** start **
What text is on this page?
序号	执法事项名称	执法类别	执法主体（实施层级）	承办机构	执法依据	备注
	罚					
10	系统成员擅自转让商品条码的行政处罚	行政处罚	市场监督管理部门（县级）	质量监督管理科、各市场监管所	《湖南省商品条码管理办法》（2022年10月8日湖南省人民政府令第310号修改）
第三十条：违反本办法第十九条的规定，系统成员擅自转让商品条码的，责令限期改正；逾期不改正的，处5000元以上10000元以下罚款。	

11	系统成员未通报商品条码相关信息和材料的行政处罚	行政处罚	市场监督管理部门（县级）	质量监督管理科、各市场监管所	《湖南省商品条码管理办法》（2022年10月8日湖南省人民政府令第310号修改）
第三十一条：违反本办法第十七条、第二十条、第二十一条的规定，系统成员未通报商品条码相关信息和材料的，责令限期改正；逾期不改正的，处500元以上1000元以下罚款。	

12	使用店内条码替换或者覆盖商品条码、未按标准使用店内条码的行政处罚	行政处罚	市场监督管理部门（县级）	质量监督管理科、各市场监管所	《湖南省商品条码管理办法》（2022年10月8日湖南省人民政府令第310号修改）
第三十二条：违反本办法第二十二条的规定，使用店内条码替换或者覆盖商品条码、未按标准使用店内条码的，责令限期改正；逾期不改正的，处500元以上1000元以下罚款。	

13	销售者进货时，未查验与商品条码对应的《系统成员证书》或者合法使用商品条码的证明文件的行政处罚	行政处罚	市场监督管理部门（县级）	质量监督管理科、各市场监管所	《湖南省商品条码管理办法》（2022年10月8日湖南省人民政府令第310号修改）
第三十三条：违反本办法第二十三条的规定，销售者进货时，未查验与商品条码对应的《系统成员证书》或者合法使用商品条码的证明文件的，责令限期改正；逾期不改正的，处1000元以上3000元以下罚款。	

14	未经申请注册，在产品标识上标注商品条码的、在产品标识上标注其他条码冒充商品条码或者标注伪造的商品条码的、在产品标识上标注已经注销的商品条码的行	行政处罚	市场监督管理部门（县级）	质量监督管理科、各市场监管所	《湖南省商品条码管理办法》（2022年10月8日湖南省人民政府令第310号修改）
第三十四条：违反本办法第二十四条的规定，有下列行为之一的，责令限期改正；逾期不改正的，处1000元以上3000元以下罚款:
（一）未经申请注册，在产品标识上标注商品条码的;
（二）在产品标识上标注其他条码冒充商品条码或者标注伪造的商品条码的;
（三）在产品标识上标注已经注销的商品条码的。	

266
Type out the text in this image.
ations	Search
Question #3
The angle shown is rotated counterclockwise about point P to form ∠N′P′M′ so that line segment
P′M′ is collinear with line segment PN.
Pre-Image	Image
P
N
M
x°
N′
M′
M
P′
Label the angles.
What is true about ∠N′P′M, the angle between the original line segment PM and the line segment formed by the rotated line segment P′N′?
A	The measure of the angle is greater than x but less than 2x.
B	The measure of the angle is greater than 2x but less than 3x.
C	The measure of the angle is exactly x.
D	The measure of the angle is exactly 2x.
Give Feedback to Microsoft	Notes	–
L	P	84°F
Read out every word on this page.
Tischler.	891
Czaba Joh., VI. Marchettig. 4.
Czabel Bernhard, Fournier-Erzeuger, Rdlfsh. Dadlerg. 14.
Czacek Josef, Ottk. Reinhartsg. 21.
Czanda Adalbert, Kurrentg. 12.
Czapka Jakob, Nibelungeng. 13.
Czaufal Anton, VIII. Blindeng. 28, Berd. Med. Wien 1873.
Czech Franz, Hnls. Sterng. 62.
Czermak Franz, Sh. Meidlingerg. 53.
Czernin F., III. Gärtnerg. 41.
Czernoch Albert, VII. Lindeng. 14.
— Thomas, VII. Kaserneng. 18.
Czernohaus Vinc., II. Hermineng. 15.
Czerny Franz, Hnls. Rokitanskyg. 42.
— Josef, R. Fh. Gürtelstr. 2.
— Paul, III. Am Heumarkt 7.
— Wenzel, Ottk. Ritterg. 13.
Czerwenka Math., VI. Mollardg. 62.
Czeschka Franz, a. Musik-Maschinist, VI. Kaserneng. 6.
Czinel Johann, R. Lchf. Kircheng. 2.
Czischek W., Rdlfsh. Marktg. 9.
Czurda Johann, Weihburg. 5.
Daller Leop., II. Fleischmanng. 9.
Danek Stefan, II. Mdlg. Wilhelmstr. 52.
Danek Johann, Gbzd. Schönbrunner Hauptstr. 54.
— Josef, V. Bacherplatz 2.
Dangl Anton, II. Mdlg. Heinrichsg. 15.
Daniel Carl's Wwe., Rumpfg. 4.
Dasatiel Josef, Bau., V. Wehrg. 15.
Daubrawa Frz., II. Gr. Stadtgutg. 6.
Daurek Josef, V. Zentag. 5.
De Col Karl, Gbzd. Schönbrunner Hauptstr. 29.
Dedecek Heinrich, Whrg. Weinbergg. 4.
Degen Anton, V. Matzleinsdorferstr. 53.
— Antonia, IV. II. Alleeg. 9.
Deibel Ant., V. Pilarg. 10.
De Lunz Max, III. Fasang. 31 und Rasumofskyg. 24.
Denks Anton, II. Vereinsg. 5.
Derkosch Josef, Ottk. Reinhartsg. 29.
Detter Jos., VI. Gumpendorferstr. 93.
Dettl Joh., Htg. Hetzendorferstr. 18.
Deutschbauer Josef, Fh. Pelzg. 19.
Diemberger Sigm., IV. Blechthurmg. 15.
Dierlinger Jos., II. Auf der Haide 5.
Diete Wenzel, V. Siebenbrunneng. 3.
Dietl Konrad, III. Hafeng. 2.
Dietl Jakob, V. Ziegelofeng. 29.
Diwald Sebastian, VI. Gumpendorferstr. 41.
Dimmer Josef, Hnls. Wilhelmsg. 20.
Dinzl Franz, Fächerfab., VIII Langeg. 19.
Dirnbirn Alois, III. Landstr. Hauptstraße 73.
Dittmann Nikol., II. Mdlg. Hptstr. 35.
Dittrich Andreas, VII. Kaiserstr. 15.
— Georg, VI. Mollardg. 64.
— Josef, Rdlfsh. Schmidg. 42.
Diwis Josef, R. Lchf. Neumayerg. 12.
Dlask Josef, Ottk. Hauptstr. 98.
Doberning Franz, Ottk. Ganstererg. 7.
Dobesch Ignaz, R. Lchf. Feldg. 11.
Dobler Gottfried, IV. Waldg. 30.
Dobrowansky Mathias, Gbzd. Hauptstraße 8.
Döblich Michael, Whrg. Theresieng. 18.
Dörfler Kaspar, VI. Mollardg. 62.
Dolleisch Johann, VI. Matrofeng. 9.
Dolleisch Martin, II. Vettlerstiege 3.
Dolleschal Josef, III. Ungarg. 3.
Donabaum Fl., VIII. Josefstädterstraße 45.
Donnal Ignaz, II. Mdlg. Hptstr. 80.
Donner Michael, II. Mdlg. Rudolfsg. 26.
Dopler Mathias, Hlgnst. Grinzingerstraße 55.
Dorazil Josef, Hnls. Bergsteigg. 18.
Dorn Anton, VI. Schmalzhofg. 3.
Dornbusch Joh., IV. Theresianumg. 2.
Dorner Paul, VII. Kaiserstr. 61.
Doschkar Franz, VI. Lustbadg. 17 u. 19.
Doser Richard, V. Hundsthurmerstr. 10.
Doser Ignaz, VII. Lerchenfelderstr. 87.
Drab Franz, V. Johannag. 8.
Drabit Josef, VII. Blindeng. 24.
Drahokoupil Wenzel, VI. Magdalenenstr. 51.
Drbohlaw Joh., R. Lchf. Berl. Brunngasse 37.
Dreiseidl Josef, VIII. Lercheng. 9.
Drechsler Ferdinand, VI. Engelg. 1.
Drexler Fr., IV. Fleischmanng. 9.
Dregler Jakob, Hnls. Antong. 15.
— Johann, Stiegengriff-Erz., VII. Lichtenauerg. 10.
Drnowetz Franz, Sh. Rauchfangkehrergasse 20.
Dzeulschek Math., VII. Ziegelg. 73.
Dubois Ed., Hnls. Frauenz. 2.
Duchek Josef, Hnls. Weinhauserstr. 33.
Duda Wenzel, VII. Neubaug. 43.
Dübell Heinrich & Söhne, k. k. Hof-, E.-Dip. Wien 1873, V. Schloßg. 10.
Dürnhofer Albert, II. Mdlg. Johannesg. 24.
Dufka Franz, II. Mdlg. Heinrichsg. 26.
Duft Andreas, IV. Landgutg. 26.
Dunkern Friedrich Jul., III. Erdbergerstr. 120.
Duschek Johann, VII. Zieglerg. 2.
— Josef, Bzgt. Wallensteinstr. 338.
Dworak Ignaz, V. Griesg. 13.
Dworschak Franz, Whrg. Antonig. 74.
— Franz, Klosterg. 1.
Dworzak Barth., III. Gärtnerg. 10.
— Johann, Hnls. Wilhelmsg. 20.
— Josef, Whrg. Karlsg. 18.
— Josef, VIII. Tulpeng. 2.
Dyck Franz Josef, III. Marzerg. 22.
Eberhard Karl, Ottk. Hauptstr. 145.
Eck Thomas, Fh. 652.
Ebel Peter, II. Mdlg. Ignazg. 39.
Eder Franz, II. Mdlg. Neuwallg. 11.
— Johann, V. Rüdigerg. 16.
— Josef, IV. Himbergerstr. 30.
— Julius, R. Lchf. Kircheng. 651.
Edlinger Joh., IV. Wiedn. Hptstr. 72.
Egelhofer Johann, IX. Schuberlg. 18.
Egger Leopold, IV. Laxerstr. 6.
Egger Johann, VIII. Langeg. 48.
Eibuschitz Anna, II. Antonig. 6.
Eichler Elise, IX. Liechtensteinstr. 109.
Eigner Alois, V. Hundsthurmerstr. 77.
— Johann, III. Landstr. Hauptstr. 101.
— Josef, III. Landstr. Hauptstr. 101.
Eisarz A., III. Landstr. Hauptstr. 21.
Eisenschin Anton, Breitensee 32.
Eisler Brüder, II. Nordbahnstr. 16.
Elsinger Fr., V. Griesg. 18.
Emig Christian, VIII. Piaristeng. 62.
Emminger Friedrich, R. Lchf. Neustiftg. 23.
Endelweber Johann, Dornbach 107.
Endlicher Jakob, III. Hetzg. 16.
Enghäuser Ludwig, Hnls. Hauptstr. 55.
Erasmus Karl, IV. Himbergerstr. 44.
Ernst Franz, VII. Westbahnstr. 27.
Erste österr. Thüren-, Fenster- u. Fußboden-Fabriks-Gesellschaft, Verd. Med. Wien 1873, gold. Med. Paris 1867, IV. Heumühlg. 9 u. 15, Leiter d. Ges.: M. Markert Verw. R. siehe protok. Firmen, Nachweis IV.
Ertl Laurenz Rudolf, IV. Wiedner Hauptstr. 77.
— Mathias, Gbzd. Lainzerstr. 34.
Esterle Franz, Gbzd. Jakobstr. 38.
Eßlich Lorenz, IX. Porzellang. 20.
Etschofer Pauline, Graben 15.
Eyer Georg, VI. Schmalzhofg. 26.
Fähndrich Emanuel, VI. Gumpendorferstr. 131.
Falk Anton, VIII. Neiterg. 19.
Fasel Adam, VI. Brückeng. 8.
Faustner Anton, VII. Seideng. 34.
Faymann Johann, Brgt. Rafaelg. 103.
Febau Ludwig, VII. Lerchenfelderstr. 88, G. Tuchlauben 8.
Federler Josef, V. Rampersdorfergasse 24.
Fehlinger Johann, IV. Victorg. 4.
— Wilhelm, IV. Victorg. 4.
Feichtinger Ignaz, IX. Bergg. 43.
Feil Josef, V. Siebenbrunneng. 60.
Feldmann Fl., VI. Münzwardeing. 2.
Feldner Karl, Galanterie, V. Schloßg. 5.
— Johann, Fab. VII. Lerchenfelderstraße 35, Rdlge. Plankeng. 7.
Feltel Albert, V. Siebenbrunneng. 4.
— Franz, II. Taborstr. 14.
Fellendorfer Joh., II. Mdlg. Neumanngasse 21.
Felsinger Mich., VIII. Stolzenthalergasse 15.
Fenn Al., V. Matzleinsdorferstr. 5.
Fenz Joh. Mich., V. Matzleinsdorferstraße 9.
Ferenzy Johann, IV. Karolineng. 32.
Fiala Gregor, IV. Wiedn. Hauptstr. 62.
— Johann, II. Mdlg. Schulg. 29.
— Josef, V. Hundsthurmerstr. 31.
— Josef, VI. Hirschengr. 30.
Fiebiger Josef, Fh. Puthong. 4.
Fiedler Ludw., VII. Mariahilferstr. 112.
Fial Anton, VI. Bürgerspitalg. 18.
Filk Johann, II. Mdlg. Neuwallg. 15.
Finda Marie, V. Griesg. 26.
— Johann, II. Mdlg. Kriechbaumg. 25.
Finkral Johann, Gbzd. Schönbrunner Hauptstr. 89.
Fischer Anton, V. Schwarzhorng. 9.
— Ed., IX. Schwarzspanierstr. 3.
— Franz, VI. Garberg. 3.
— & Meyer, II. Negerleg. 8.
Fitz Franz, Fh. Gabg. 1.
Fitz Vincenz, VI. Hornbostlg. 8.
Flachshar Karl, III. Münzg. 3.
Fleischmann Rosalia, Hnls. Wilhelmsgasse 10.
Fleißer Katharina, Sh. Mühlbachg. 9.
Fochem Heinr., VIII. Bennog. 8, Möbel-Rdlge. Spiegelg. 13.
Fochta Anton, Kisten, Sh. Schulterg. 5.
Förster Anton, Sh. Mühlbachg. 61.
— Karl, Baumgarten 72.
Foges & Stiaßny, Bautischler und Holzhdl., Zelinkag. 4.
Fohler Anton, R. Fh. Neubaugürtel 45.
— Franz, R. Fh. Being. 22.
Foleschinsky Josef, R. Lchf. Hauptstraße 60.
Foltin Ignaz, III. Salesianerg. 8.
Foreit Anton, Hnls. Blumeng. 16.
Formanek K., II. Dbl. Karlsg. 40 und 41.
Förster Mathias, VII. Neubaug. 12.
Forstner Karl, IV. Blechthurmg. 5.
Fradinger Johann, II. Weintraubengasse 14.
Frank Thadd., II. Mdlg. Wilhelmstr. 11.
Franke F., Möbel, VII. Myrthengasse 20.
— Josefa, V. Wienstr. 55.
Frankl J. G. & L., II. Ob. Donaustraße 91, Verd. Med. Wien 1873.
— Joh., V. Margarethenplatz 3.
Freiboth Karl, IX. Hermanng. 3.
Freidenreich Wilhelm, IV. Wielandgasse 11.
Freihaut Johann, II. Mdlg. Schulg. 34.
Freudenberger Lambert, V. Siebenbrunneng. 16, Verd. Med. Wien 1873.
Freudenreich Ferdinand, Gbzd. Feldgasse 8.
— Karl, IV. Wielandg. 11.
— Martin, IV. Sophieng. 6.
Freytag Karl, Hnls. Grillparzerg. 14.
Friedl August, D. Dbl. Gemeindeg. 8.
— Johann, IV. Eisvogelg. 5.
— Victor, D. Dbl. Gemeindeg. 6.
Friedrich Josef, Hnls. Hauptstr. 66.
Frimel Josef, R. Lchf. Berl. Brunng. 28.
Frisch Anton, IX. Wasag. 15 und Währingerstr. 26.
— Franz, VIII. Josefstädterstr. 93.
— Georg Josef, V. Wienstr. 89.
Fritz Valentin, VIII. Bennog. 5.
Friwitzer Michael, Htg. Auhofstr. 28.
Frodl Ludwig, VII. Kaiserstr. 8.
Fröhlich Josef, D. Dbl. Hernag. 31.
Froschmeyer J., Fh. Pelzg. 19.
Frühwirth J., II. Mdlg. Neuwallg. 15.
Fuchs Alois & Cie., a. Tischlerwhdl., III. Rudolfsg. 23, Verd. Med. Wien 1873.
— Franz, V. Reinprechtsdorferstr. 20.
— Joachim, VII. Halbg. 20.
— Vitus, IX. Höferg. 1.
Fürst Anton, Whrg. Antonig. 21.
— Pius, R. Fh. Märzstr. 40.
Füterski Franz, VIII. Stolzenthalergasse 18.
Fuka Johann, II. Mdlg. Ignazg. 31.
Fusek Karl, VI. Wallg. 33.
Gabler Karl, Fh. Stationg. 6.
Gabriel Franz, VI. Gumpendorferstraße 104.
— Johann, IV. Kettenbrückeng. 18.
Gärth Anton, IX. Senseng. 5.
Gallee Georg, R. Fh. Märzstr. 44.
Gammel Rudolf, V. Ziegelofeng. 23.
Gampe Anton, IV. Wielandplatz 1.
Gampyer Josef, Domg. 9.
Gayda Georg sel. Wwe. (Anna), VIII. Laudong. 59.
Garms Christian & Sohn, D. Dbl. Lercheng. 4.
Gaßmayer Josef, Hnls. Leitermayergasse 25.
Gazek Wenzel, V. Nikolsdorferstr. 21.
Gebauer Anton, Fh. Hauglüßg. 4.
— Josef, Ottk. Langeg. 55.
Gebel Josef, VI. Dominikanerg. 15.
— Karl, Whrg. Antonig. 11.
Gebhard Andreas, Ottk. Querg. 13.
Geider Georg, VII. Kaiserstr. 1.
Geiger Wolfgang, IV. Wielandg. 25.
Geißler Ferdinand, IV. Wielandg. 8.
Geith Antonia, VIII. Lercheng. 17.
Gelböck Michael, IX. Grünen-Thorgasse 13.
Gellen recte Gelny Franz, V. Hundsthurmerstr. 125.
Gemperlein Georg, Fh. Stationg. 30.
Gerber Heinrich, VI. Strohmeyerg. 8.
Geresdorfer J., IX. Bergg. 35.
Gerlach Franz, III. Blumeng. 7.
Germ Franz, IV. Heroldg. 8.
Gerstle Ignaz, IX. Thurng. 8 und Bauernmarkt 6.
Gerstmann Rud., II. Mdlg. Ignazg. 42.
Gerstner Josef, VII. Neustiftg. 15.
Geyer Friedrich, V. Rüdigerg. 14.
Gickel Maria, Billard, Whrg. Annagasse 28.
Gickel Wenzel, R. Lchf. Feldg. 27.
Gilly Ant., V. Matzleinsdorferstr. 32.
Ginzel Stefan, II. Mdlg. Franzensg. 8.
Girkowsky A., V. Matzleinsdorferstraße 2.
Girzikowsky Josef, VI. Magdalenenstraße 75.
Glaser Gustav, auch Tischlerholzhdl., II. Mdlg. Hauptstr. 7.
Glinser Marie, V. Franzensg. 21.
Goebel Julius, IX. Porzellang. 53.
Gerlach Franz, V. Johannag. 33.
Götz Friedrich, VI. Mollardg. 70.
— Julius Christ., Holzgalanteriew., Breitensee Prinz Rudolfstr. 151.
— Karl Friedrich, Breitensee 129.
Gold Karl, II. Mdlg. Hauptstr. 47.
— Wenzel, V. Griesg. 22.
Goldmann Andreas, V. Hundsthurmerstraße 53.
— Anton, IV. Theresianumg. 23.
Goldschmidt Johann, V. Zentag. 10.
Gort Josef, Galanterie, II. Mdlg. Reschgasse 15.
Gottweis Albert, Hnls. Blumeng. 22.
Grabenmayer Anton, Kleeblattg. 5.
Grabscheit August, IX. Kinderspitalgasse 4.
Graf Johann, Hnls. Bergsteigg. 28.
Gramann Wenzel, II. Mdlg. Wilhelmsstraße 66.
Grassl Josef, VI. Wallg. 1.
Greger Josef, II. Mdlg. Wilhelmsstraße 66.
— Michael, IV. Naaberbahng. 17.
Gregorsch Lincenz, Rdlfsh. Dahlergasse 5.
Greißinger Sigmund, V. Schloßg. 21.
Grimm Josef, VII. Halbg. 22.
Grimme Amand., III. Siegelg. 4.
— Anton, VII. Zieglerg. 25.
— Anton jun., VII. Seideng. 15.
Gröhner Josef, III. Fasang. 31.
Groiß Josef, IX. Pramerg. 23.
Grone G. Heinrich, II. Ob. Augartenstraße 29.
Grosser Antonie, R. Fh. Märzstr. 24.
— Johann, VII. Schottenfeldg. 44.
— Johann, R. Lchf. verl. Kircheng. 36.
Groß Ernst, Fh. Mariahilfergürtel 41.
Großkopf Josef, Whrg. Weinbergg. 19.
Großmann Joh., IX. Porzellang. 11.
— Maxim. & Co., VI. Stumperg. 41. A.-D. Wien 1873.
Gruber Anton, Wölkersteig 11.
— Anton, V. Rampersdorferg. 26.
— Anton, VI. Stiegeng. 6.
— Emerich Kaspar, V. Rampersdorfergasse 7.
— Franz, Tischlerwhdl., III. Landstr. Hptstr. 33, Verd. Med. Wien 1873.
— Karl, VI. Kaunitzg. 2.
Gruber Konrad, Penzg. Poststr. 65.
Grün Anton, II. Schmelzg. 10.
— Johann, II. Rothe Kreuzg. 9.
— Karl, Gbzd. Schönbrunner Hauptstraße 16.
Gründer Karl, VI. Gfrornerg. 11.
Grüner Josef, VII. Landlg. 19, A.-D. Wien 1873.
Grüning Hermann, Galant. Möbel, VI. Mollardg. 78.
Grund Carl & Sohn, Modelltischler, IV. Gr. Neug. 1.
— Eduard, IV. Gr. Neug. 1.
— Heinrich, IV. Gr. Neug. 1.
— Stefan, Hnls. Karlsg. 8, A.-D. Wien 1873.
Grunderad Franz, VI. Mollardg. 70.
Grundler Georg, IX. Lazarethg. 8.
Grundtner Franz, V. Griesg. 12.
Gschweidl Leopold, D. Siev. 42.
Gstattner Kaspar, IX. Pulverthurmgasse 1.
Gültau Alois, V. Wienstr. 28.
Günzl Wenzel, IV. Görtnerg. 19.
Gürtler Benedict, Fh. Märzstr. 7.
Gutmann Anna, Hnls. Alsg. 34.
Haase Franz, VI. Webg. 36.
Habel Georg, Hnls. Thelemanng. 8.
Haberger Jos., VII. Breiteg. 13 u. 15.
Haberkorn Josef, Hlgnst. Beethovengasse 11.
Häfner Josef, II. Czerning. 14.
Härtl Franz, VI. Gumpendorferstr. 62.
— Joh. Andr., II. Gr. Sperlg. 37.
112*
** end **
Your task: Find the number of lines in which the word "市场监督管理部门" occurs, and write nothing but that number.

Exercise response: 5